> [The exercise]: Answer with nothing but a number: how many lines include the word "down"?
------------------------------
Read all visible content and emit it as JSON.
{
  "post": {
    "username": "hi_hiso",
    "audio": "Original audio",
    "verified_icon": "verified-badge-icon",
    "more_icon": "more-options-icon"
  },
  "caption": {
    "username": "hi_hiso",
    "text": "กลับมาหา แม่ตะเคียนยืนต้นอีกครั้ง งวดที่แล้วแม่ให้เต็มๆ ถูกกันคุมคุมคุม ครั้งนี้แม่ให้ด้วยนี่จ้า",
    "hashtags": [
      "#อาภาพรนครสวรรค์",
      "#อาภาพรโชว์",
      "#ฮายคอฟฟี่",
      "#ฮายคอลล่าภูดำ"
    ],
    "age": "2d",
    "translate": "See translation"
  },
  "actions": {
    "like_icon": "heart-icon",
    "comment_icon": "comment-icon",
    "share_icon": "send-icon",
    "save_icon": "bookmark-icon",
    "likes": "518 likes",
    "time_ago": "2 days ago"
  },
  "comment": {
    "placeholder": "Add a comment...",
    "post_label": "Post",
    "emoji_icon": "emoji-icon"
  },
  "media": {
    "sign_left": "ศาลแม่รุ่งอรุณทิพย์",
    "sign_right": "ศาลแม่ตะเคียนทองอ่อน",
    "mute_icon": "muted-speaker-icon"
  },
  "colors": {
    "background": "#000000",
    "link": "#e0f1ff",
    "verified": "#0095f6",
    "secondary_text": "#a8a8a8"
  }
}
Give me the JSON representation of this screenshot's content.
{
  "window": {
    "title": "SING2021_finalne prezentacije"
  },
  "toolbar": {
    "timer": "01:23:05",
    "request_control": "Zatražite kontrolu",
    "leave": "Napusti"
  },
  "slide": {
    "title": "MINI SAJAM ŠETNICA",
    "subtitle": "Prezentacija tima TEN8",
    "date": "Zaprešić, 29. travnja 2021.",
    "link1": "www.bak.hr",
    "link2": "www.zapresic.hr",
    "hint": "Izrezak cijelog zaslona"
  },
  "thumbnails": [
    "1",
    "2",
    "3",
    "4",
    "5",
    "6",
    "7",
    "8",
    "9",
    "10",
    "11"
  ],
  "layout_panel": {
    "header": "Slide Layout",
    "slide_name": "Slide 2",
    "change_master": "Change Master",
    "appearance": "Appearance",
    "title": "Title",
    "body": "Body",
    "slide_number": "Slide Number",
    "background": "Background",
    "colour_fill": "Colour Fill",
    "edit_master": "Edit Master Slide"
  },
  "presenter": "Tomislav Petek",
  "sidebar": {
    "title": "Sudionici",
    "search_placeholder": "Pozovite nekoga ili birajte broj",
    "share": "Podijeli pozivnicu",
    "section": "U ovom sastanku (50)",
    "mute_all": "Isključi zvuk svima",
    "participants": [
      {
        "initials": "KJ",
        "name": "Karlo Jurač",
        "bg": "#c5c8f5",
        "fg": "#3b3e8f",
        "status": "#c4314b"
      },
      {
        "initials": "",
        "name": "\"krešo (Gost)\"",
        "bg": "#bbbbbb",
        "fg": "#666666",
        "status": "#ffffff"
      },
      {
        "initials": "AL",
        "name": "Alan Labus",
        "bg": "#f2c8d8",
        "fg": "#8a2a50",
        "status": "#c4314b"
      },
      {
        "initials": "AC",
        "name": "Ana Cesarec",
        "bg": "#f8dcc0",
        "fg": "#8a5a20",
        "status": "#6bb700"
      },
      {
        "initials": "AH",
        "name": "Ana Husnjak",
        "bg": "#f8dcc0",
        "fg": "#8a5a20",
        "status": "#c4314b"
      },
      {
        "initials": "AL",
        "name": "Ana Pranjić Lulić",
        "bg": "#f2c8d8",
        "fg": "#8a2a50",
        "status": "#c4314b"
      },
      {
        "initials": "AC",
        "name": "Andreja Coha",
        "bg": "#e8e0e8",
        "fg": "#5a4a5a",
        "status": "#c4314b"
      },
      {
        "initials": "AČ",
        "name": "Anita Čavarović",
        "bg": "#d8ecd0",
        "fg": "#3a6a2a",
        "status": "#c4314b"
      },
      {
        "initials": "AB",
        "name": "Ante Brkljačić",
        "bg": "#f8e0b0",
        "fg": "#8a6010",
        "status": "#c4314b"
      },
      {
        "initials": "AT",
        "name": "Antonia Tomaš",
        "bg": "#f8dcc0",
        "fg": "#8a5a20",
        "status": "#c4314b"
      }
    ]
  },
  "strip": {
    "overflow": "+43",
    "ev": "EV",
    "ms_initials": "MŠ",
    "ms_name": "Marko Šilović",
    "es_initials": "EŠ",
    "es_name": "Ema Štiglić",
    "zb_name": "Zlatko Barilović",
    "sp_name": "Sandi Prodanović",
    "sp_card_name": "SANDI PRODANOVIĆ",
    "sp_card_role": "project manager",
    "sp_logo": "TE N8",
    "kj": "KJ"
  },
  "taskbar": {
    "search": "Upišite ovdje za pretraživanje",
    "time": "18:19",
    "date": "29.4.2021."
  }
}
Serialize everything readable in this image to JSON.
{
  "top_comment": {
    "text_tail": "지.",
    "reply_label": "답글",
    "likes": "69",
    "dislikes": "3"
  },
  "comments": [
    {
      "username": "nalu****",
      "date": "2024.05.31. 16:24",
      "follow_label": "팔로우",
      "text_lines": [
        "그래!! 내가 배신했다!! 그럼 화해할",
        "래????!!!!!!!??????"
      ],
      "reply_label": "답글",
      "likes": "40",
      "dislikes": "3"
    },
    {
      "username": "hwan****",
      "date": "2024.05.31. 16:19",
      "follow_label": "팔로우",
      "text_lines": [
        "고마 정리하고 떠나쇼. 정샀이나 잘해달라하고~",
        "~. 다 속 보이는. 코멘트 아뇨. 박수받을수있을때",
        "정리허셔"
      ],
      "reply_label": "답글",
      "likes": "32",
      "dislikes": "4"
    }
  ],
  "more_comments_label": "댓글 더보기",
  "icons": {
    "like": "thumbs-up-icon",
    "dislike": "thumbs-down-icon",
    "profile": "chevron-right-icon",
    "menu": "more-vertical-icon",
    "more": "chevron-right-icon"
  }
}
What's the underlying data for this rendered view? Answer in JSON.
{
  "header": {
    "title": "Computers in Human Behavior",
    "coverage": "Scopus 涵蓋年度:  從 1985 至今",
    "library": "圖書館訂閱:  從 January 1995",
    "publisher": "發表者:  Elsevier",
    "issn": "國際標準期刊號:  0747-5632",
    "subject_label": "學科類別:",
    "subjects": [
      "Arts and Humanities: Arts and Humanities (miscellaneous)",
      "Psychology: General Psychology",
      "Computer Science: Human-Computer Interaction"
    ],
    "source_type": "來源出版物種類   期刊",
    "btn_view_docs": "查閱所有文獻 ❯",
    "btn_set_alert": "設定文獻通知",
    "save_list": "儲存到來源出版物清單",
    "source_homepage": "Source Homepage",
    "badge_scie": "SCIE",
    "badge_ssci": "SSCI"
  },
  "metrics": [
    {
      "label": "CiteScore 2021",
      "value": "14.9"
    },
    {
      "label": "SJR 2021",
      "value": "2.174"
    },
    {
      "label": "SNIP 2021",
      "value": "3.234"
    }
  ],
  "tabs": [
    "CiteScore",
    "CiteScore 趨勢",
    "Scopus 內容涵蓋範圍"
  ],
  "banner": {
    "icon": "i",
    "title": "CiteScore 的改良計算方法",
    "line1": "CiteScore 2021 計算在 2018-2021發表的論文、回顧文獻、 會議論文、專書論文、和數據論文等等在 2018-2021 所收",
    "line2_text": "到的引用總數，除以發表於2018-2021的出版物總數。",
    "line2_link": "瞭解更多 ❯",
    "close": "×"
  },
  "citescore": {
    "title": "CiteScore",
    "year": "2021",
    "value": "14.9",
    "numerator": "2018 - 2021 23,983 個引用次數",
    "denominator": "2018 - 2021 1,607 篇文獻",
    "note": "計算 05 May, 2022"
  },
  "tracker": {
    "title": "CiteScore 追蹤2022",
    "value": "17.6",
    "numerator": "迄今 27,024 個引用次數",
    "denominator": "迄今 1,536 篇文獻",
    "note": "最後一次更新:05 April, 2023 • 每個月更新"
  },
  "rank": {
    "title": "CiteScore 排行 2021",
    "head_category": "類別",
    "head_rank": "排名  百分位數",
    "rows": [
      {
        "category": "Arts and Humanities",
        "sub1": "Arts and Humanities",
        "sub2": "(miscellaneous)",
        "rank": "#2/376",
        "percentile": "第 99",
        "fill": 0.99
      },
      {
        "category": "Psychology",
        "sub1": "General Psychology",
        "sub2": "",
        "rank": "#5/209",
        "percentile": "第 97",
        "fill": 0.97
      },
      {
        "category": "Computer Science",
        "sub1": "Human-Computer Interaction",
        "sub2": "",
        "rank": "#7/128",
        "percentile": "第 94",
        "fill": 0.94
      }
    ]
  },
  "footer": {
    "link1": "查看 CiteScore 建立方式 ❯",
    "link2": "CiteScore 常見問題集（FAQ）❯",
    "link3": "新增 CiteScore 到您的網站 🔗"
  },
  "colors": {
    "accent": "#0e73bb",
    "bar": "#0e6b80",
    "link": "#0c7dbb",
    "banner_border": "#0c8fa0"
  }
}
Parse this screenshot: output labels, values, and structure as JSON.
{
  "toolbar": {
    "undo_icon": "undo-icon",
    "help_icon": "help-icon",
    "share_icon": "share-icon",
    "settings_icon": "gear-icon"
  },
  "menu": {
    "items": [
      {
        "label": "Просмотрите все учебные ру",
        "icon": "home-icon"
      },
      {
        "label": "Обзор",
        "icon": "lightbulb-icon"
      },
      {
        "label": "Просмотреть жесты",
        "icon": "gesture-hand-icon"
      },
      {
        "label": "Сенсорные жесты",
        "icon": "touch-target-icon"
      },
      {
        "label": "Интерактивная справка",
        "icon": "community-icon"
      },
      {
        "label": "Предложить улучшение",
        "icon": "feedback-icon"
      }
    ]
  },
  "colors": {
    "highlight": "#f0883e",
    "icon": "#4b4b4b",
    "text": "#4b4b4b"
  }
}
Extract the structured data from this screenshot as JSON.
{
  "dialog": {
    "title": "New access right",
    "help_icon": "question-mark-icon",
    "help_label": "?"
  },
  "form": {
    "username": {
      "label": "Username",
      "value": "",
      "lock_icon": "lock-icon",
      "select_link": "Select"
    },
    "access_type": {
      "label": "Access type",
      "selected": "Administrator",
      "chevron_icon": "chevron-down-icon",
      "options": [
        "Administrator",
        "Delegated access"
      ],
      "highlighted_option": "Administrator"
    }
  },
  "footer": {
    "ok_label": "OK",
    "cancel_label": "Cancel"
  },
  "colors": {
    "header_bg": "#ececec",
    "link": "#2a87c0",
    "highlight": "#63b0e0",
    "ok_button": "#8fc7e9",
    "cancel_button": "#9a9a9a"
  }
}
------------------------------
> [Written response]: 2